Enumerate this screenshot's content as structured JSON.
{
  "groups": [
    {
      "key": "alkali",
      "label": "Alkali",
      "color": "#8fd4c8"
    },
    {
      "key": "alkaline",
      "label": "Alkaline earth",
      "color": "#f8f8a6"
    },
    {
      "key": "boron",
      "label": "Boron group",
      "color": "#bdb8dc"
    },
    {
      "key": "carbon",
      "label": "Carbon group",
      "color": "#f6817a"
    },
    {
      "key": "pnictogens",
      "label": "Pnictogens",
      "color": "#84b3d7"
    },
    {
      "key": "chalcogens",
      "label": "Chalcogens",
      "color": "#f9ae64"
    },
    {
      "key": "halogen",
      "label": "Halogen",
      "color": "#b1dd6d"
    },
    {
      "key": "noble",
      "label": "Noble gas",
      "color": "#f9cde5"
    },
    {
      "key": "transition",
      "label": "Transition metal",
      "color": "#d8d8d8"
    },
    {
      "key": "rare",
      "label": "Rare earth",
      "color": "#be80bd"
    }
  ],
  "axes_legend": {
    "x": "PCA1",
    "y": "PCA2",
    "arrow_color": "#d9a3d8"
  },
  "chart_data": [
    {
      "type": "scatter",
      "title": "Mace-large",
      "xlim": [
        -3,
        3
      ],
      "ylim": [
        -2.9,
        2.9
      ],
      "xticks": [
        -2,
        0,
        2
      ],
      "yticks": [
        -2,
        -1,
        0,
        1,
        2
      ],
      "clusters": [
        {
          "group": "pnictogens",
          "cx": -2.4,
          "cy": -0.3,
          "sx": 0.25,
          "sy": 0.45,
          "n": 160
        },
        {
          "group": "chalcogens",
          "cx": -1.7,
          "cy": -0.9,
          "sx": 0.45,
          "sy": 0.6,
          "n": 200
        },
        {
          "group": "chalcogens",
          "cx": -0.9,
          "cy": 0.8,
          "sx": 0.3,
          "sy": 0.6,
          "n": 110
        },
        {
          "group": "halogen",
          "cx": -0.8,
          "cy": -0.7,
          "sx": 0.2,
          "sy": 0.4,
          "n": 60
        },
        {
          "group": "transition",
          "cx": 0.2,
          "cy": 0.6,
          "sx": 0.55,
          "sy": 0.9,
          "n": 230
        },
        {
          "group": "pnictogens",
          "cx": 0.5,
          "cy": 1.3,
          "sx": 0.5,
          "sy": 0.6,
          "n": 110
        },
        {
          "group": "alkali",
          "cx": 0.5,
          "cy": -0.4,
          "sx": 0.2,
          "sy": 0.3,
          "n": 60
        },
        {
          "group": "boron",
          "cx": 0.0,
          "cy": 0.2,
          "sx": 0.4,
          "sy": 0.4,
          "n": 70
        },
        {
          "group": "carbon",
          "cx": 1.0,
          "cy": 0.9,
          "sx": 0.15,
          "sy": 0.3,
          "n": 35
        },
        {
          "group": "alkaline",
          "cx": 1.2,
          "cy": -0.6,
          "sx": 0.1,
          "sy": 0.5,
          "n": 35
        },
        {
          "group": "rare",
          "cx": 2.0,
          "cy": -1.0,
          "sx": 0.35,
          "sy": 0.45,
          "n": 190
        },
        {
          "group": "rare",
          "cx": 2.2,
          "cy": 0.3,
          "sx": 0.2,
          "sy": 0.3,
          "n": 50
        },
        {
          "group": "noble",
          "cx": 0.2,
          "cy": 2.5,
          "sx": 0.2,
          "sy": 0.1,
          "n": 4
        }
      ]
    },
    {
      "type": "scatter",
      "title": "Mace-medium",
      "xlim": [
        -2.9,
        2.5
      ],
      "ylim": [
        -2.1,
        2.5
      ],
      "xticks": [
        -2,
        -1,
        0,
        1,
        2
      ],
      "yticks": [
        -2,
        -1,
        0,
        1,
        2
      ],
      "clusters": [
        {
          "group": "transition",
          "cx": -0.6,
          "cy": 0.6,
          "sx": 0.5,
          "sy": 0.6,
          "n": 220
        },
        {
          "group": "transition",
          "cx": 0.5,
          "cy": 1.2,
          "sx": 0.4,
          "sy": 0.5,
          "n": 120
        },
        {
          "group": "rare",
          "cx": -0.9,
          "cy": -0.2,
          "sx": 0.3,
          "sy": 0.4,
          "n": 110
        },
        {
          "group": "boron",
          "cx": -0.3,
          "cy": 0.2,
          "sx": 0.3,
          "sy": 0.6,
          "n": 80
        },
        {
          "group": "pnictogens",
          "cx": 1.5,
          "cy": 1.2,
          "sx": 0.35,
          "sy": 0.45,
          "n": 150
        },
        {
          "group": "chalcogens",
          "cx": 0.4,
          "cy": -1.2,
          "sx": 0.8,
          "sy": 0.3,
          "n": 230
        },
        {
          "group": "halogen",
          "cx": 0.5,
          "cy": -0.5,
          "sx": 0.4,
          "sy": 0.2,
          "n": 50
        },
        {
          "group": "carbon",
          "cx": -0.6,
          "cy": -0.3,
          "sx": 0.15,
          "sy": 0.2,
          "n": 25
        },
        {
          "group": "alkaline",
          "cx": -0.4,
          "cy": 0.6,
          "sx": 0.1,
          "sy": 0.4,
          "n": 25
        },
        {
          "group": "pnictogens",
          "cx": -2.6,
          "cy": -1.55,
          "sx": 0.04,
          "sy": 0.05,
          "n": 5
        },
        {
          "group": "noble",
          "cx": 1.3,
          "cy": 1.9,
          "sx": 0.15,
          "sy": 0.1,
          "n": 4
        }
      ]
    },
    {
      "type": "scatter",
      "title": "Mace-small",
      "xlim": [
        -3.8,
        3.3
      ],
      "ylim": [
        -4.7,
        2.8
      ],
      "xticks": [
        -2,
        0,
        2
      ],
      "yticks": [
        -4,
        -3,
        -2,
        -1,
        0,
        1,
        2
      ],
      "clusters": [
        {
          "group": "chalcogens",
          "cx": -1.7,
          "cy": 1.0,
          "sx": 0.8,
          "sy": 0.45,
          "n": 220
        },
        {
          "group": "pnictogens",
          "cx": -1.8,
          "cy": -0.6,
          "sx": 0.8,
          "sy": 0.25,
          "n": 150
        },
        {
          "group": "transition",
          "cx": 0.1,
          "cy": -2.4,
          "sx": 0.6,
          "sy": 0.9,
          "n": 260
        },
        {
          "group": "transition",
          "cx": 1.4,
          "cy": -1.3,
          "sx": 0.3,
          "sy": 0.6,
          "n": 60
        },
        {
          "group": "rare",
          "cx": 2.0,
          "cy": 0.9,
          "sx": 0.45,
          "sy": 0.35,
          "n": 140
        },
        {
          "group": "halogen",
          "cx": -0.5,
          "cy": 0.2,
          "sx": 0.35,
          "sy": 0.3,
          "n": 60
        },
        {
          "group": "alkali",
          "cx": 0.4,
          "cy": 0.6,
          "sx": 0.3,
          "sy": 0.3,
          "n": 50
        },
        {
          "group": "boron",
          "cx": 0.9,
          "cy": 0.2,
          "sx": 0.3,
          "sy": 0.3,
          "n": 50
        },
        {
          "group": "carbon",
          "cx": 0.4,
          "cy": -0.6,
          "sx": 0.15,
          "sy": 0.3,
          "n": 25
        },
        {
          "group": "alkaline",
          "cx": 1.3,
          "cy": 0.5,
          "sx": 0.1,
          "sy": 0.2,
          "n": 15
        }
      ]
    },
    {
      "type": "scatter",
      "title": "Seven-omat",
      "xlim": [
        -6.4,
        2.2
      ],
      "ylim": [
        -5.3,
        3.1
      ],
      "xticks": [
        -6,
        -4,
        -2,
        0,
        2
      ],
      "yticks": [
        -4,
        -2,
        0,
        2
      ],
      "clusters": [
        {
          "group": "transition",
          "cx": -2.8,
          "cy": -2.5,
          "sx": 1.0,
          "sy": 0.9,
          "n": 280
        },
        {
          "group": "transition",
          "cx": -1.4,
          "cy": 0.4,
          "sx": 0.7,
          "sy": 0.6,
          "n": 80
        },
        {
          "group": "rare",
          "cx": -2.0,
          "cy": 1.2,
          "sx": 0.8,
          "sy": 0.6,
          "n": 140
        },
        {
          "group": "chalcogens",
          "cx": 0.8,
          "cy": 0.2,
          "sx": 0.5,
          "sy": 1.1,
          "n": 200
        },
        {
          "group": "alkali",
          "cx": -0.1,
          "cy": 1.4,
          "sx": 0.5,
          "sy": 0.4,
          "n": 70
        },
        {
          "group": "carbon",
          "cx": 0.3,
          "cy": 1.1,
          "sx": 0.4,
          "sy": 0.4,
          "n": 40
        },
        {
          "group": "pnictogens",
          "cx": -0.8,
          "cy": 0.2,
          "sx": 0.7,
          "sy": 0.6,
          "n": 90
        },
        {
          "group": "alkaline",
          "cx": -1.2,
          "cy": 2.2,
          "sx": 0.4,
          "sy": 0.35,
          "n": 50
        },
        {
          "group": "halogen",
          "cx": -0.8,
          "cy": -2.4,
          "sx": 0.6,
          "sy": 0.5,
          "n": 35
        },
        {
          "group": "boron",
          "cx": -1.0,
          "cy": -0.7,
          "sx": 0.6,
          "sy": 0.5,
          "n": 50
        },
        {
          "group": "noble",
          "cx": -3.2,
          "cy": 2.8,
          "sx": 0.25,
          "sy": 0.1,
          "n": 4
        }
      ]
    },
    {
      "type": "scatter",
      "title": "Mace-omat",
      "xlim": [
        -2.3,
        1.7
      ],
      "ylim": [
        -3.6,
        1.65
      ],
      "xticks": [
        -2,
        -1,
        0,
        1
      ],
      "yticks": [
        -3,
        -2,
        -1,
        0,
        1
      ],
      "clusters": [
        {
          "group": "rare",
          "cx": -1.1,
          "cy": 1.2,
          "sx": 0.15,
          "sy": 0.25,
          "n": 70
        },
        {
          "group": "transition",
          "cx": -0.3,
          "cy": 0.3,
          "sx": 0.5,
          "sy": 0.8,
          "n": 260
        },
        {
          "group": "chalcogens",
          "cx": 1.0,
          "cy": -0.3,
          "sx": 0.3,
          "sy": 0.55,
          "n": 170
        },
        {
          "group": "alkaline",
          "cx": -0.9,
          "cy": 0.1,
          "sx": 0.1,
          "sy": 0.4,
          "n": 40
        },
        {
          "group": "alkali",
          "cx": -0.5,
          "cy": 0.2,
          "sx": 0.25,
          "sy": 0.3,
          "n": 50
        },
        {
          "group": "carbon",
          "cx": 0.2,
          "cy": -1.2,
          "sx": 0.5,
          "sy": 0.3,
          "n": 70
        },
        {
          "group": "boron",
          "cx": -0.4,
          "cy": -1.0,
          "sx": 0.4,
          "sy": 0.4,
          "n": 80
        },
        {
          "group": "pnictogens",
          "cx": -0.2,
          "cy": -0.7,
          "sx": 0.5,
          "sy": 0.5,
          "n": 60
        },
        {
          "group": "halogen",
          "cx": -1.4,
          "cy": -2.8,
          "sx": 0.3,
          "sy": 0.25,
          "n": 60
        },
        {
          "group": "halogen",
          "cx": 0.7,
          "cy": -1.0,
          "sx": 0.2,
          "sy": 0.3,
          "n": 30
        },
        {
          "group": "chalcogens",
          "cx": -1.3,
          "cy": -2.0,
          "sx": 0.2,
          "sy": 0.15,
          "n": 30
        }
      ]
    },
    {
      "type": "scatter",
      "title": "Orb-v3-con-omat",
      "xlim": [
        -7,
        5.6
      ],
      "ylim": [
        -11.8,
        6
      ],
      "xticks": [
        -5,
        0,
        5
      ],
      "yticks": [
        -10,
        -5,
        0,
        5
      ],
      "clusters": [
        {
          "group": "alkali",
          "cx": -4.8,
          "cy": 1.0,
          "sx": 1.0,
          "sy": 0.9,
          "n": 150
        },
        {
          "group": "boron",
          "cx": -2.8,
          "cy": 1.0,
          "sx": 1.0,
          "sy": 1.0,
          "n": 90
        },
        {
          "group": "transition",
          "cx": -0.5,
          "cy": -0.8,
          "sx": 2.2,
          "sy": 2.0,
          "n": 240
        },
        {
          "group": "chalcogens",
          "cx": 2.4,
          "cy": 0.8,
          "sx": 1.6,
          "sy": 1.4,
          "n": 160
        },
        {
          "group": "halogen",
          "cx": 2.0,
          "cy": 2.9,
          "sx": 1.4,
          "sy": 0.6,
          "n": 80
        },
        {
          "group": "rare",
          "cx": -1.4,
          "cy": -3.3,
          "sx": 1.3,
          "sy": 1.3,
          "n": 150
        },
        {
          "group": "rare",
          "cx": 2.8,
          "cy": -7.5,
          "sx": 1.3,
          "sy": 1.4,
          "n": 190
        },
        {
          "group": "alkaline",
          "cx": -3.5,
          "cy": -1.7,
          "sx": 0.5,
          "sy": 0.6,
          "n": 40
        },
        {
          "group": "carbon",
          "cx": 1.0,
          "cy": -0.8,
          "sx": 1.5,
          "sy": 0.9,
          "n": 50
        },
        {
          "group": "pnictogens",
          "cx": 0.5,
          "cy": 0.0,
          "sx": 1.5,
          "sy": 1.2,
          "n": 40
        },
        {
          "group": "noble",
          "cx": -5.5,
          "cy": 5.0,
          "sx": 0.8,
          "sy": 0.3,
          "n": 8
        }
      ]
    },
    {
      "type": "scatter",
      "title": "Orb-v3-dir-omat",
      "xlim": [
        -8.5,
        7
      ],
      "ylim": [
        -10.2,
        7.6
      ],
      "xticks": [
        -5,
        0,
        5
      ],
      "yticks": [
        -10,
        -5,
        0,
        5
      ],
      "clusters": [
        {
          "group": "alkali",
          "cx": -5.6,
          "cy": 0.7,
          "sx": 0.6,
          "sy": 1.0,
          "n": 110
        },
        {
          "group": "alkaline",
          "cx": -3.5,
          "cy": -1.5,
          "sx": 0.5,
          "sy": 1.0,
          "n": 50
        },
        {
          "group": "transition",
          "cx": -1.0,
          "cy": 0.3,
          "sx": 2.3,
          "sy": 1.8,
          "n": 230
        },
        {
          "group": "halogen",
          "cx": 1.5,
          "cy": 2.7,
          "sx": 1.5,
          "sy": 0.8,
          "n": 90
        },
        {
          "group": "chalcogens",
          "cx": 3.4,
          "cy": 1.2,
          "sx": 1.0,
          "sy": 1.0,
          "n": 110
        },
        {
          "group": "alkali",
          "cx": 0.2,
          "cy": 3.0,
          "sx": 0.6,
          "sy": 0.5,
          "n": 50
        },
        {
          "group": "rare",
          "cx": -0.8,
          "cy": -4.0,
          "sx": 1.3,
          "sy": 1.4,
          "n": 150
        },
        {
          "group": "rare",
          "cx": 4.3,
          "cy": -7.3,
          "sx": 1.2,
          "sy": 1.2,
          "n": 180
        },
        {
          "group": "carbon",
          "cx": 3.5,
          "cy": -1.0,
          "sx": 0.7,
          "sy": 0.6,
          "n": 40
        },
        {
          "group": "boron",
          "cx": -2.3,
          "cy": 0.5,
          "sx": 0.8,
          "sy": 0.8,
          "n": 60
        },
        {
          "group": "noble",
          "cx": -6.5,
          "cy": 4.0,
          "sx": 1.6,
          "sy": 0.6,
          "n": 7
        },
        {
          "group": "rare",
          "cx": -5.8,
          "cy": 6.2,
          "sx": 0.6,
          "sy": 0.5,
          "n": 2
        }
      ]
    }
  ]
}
========================================
Filter the records above for "earth" and copy every matching line.

      "label": "Alkaline earth",
      "label": "Rare earth",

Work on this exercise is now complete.